The exercise
Word for word, repeat the entries, minus the pictures.

Provided data
···

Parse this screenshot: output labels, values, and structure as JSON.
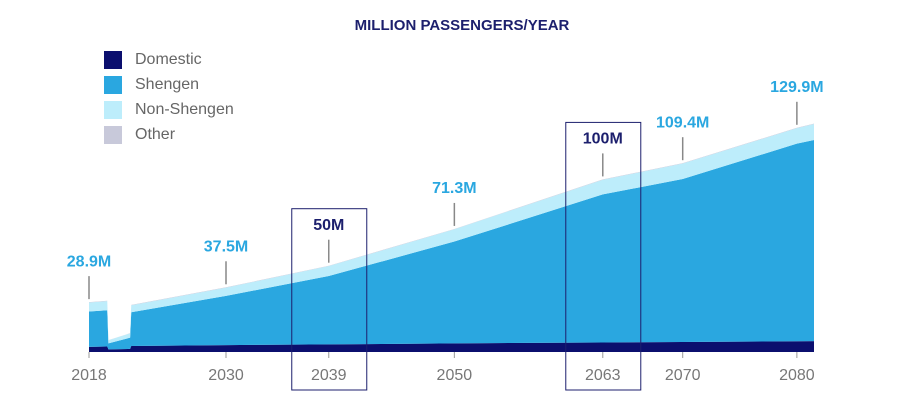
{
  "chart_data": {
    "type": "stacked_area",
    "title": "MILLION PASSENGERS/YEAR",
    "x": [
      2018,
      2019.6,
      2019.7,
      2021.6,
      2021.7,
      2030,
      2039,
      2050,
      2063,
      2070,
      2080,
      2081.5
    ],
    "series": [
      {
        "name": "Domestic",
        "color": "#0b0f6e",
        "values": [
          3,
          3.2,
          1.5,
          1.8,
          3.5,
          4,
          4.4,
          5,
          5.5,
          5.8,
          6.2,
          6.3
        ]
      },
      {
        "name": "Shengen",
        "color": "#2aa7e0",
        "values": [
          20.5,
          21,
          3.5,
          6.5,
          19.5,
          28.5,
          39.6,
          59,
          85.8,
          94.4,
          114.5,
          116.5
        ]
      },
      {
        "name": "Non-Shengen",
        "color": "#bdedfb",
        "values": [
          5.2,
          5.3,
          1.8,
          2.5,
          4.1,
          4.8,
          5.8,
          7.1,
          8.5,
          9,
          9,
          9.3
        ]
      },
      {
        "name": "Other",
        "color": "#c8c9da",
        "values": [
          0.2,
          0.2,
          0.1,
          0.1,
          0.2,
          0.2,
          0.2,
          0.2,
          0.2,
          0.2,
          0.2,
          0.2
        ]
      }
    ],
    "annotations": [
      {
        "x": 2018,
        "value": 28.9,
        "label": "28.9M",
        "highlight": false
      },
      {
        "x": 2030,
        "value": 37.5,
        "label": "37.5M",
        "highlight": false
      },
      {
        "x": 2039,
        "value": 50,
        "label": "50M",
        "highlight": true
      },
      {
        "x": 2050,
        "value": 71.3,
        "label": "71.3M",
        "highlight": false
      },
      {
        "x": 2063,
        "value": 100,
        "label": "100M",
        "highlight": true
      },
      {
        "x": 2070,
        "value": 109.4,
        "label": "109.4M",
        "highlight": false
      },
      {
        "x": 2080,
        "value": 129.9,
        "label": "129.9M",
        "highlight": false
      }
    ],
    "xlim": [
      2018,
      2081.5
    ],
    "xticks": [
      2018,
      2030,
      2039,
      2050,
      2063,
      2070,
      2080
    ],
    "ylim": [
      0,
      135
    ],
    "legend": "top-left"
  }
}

···

Result
Parse this screenshot: output labels, values, and structure as JSON.
{
  "chart_data": {
    "type": "stacked_area",
    "title": "MILLION PASSENGERS/YEAR",
    "x": [
      2018,
      2019.6,
      2019.7,
      2021.6,
      2021.7,
      2030,
      2039,
      2050,
      2063,
      2070,
      2080,
      2081.5
    ],
    "series": [
      {
        "name": "Domestic",
        "color": "#0b0f6e",
        "values": [
          3,
          3.2,
          1.5,
          1.8,
          3.5,
          4,
          4.4,
          5,
          5.5,
          5.8,
          6.2,
          6.3
        ]
      },
      {
        "name": "Shengen",
        "color": "#2aa7e0",
        "values": [
          20.5,
          21,
          3.5,
          6.5,
          19.5,
          28.5,
          39.6,
          59,
          85.8,
          94.4,
          114.5,
          116.5
        ]
      },
      {
        "name": "Non-Shengen",
        "color": "#bdedfb",
        "values": [
          5.2,
          5.3,
          1.8,
          2.5,
          4.1,
          4.8,
          5.8,
          7.1,
          8.5,
          9,
          9,
          9.3
        ]
      },
      {
        "name": "Other",
        "color": "#c8c9da",
        "values": [
          0.2,
          0.2,
          0.1,
          0.1,
          0.2,
          0.2,
          0.2,
          0.2,
          0.2,
          0.2,
          0.2,
          0.2
        ]
      }
    ],
    "annotations": [
      {
        "x": 2018,
        "value": 28.9,
        "label": "28.9M",
        "highlight": false
      },
      {
        "x": 2030,
        "value": 37.5,
        "label": "37.5M",
        "highlight": false
      },
      {
        "x": 2039,
        "value": 50,
        "label": "50M",
        "highlight": true
      },
      {
        "x": 2050,
        "value": 71.3,
        "label": "71.3M",
        "highlight": false
      },
      {
        "x": 2063,
        "value": 100,
        "label": "100M",
        "highlight": true
      },
      {
        "x": 2070,
        "value": 109.4,
        "label": "109.4M",
        "highlight": false
      },
      {
        "x": 2080,
        "value": 129.9,
        "label": "129.9M",
        "highlight": false
      }
    ],
    "xlim": [
      2018,
      2081.5
    ],
    "xticks": [
      2018,
      2030,
      2039,
      2050,
      2063,
      2070,
      2080
    ],
    "ylim": [
      0,
      135
    ],
    "legend": "top-left"
  }
}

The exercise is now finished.